RECORDS PROVIDED start

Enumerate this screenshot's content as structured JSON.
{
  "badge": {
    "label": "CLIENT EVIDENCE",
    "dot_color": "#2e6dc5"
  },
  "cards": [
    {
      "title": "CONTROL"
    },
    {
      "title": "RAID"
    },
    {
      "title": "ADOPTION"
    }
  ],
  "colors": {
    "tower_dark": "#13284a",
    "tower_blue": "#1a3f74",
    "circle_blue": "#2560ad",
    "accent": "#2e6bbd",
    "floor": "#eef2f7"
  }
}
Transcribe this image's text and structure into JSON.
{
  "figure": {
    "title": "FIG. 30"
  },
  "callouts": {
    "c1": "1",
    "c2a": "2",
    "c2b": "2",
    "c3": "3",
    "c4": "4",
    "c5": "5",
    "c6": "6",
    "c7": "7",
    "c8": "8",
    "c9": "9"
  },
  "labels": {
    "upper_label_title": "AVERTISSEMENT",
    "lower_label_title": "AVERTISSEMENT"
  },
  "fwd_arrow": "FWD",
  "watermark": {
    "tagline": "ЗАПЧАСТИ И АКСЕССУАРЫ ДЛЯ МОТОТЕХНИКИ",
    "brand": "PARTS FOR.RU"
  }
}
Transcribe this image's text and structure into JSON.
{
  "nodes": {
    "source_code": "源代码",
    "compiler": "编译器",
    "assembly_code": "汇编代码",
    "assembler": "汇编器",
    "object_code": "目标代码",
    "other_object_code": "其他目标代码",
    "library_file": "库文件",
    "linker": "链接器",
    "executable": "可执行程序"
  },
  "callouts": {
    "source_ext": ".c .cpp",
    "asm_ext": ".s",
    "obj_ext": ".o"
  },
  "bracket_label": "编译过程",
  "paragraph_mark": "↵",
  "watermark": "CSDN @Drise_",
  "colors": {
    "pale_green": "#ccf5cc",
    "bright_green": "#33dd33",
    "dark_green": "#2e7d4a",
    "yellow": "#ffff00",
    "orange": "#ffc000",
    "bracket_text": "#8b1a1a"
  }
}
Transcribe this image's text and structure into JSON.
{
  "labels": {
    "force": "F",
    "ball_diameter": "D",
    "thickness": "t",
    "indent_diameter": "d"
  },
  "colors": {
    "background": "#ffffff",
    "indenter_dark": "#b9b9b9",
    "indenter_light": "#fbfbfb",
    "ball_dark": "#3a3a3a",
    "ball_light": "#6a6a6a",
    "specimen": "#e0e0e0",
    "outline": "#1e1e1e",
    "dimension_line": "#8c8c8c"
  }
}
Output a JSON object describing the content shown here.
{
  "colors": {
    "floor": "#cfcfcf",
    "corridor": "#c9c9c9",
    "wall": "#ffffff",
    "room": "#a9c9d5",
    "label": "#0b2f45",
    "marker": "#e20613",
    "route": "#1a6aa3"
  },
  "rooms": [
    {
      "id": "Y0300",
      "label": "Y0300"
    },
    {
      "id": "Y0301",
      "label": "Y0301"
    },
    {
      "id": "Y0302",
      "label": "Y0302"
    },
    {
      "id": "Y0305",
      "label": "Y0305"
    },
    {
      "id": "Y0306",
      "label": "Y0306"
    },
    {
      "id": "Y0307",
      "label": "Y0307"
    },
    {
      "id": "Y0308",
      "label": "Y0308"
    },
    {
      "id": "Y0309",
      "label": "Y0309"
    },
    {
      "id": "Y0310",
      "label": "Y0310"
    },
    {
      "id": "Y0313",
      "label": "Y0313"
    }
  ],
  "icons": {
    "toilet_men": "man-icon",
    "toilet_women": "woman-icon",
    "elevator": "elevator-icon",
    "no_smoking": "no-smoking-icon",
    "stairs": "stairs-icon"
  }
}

RECORDS PROVIDED end

- TASK DESCRIPTION
Output the full listing without altering anything.

- THE RESULT
Enumerate this screenshot's content as structured JSON.
{
  "badge": {
    "label": "CLIENT EVIDENCE",
    "dot_color": "#2e6dc5"
  },
  "cards": [
    {
      "title": "CONTROL"
    },
    {
      "title": "RAID"
    },
    {
      "title": "ADOPTION"
    }
  ],
  "colors": {
    "tower_dark": "#13284a",
    "tower_blue": "#1a3f74",
    "circle_blue": "#2560ad",
    "accent": "#2e6bbd",
    "floor": "#eef2f7"
  }
}
Transcribe this image's text and structure into JSON.
{
  "figure": {
    "title": "FIG. 30"
  },
  "callouts": {
    "c1": "1",
    "c2a": "2",
    "c2b": "2",
    "c3": "3",
    "c4": "4",
    "c5": "5",
    "c6": "6",
    "c7": "7",
    "c8": "8",
    "c9": "9"
  },
  "labels": {
    "upper_label_title": "AVERTISSEMENT",
    "lower_label_title": "AVERTISSEMENT"
  },
  "fwd_arrow": "FWD",
  "watermark": {
    "tagline": "ЗАПЧАСТИ И АКСЕССУАРЫ ДЛЯ МОТОТЕХНИКИ",
    "brand": "PARTS FOR.RU"
  }
}
Transcribe this image's text and structure into JSON.
{
  "nodes": {
    "source_code": "源代码",
    "compiler": "编译器",
    "assembly_code": "汇编代码",
    "assembler": "汇编器",
    "object_code": "目标代码",
    "other_object_code": "其他目标代码",
    "library_file": "库文件",
    "linker": "链接器",
    "executable": "可执行程序"
  },
  "callouts": {
    "source_ext": ".c .cpp",
    "asm_ext": ".s",
    "obj_ext": ".o"
  },
  "bracket_label": "编译过程",
  "paragraph_mark": "↵",
  "watermark": "CSDN @Drise_",
  "colors": {
    "pale_green": "#ccf5cc",
    "bright_green": "#33dd33",
    "dark_green": "#2e7d4a",
    "yellow": "#ffff00",
    "orange": "#ffc000",
    "bracket_text": "#8b1a1a"
  }
}
Transcribe this image's text and structure into JSON.
{
  "labels": {
    "force": "F",
    "ball_diameter": "D",
    "thickness": "t",
    "indent_diameter": "d"
  },
  "colors": {
    "background": "#ffffff",
    "indenter_dark": "#b9b9b9",
    "indenter_light": "#fbfbfb",
    "ball_dark": "#3a3a3a",
    "ball_light": "#6a6a6a",
    "specimen": "#e0e0e0",
    "outline": "#1e1e1e",
    "dimension_line": "#8c8c8c"
  }
}
Output a JSON object describing the content shown here.
{
  "colors": {
    "floor": "#cfcfcf",
    "corridor": "#c9c9c9",
    "wall": "#ffffff",
    "room": "#a9c9d5",
    "label": "#0b2f45",
    "marker": "#e20613",
    "route": "#1a6aa3"
  },
  "rooms": [
    {
      "id": "Y0300",
      "label": "Y0300"
    },
    {
      "id": "Y0301",
      "label": "Y0301"
    },
    {
      "id": "Y0302",
      "label": "Y0302"
    },
    {
      "id": "Y0305",
      "label": "Y0305"
    },
    {
      "id": "Y0306",
      "label": "Y0306"
    },
    {
      "id": "Y0307",
      "label": "Y0307"
    },
    {
      "id": "Y0308",
      "label": "Y0308"
    },
    {
      "id": "Y0309",
      "label": "Y0309"
    },
    {
      "id": "Y0310",
      "label": "Y0310"
    },
    {
      "id": "Y0313",
      "label": "Y0313"
    }
  ],
  "icons": {
    "toilet_men": "man-icon",
    "toilet_women": "woman-icon",
    "elevator": "elevator-icon",
    "no_smoking": "no-smoking-icon",
    "stairs": "stairs-icon"
  }
}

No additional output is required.